Within the records that follow, find every line containing the string "Функции". Copy those lines.

▸ Provided records:
## Begin

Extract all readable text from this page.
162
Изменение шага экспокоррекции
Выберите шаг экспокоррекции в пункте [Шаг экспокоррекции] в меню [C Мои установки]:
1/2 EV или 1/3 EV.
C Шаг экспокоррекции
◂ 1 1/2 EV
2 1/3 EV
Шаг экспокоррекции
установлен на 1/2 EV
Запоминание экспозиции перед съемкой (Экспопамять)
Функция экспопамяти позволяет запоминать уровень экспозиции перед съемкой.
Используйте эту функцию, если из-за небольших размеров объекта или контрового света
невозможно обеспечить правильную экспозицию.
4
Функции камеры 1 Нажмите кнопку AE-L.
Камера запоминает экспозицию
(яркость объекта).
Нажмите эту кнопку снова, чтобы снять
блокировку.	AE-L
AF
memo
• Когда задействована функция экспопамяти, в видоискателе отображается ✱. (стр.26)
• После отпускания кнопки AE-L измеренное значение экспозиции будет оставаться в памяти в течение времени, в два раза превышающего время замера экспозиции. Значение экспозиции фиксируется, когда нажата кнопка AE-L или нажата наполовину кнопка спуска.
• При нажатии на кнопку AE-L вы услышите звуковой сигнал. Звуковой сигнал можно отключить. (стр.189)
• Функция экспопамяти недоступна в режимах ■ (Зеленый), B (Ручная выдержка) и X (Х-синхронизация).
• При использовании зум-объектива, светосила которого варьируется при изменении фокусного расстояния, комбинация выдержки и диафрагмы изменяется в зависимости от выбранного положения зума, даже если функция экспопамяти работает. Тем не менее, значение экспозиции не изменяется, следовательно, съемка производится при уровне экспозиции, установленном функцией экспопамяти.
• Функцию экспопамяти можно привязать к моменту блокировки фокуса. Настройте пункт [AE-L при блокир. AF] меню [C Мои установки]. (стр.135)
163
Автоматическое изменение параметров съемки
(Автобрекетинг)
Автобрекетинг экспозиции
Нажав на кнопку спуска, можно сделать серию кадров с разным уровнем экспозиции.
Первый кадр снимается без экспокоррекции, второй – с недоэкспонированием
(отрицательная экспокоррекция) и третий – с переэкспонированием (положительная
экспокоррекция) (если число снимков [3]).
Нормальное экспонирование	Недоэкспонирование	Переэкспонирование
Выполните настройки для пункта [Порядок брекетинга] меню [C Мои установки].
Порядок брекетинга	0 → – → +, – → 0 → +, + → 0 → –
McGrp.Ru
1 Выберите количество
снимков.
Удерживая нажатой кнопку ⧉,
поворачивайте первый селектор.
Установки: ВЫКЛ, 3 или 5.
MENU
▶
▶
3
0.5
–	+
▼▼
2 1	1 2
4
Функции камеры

## End

▸ Solved exercise:
Функции камеры 1 Нажмите кнопку AE-L.
Функции камеры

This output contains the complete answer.